▸ **The request**
Give every entry again, word for word and in full.

start

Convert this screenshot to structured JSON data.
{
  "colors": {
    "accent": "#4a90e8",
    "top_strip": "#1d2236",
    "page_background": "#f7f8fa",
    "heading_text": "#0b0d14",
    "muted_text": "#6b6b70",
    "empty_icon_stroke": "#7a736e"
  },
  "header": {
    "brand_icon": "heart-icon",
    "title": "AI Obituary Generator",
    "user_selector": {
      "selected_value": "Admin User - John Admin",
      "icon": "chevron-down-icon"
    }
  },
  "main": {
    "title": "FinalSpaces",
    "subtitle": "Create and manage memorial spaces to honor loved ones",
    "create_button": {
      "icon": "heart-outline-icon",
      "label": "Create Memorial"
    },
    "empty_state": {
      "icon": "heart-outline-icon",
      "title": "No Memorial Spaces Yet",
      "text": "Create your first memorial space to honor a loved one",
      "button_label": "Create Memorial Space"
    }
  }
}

end

▸ **Response to the task**
Convert this screenshot to structured JSON data.
{
  "colors": {
    "accent": "#4a90e8",
    "top_strip": "#1d2236",
    "page_background": "#f7f8fa",
    "heading_text": "#0b0d14",
    "muted_text": "#6b6b70",
    "empty_icon_stroke": "#7a736e"
  },
  "header": {
    "brand_icon": "heart-icon",
    "title": "AI Obituary Generator",
    "user_selector": {
      "selected_value": "Admin User - John Admin",
      "icon": "chevron-down-icon"
    }
  },
  "main": {
    "title": "FinalSpaces",
    "subtitle": "Create and manage memorial spaces to honor loved ones",
    "create_button": {
      "icon": "heart-outline-icon",
      "label": "Create Memorial"
    },
    "empty_state": {
      "icon": "heart-outline-icon",
      "title": "No Memorial Spaces Yet",
      "text": "Create your first memorial space to honor a loved one",
      "button_label": "Create Memorial Space"
    }
  }
}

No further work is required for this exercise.